═══ GIVEN RECORDS

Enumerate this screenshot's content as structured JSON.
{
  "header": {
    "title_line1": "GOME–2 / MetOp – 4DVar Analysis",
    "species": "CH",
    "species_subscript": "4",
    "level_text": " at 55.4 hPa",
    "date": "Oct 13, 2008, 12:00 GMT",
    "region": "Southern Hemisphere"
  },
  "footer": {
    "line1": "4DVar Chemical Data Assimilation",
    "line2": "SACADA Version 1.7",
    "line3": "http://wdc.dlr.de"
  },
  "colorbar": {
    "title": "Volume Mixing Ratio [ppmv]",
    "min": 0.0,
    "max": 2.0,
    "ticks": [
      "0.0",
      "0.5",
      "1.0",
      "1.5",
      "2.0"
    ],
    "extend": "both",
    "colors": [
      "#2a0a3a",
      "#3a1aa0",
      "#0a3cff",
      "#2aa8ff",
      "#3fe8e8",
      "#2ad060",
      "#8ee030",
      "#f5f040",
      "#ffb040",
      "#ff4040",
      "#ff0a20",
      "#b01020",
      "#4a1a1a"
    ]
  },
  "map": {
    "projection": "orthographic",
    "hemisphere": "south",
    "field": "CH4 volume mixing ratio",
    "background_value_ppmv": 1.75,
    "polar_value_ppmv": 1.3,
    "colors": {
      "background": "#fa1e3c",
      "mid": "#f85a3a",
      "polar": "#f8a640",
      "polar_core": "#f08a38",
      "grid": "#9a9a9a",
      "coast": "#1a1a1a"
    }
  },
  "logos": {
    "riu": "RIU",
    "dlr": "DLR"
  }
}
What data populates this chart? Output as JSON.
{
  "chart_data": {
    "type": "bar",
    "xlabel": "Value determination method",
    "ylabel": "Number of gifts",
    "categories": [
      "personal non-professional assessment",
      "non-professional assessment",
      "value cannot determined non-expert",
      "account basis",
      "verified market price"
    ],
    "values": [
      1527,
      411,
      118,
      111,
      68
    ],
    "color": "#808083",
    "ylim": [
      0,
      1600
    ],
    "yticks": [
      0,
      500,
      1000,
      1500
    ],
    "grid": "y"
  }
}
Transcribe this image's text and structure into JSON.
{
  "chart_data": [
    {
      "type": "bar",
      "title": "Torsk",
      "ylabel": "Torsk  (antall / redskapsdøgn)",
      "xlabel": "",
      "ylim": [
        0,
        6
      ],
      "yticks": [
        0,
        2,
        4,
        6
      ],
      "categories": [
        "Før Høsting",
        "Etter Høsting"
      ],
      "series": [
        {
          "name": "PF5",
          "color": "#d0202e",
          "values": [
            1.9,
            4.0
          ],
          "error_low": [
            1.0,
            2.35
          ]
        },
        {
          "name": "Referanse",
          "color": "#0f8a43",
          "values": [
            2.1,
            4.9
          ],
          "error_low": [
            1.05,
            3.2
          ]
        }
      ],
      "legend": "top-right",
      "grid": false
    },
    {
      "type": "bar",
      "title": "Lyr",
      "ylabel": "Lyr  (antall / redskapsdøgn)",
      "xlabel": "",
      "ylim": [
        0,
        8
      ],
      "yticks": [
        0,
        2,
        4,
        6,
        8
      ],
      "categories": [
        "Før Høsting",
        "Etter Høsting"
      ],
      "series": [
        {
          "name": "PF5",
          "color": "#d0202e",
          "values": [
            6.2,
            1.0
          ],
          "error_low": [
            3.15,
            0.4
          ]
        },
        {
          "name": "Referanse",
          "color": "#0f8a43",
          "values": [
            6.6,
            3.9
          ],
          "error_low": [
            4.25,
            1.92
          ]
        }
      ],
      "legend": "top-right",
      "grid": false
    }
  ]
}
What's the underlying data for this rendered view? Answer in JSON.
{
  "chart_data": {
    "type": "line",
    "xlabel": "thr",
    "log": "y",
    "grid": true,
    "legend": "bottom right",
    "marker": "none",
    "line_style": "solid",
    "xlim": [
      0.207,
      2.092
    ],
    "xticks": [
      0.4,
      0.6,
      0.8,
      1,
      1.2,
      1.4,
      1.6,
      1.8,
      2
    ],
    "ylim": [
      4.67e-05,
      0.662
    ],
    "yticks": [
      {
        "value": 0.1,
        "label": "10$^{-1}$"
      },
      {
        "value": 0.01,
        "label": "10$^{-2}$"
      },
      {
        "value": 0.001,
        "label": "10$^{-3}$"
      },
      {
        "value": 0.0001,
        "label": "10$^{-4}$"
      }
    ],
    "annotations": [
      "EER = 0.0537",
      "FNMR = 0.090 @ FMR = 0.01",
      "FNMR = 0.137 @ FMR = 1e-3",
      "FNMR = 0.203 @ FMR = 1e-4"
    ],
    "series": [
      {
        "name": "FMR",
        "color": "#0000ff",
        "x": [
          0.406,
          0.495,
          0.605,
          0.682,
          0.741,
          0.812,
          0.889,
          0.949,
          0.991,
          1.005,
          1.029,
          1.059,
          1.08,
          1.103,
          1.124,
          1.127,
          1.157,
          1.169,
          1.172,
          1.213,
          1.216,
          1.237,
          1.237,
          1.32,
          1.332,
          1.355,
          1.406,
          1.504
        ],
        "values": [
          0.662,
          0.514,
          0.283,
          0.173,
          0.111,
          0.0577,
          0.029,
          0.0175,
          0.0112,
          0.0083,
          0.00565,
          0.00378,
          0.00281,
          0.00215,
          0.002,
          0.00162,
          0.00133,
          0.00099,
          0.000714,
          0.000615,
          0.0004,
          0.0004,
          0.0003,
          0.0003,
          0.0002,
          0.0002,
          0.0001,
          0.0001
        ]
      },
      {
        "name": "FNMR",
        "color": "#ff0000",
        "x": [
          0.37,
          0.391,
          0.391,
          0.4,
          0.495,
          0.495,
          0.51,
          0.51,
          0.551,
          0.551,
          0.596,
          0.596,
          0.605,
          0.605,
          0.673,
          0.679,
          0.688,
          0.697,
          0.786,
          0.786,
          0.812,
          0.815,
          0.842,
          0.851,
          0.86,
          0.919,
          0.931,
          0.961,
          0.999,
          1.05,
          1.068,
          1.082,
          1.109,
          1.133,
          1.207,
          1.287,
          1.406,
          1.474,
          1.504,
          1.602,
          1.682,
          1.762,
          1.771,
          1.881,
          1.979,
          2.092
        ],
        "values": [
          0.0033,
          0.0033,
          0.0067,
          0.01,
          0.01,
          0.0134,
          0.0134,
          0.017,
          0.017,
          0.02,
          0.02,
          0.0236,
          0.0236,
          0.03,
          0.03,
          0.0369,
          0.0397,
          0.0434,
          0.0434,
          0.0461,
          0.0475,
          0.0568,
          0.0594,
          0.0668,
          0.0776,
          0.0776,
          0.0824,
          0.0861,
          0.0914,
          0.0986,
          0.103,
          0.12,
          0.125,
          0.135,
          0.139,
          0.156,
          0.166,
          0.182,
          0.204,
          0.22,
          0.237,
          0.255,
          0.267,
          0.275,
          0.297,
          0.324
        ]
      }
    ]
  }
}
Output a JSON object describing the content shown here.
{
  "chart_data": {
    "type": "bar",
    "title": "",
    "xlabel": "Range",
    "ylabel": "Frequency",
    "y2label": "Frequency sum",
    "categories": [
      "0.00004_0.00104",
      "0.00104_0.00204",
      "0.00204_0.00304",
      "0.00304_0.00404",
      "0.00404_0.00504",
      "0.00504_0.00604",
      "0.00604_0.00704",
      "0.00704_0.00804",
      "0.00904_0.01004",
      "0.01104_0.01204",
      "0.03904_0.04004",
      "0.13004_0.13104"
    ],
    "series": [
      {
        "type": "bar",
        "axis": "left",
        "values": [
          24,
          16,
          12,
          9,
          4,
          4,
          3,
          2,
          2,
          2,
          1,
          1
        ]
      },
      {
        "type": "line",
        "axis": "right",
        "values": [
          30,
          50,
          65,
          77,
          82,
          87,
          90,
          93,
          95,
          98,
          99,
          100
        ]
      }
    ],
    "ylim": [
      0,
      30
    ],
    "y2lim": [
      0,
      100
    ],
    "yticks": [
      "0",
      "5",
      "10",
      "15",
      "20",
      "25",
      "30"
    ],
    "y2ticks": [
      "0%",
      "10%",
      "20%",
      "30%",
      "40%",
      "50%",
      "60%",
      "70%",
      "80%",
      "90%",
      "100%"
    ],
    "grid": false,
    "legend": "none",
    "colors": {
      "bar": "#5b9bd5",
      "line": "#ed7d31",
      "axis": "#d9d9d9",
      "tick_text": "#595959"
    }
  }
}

══════

OBJECTIVE:
Show each line of the data that contains the string "What".

PROBLEM SOLUTION:
What data populates this chart? Output as JSON.
What's the underlying data for this rendered view? Answer in JSON.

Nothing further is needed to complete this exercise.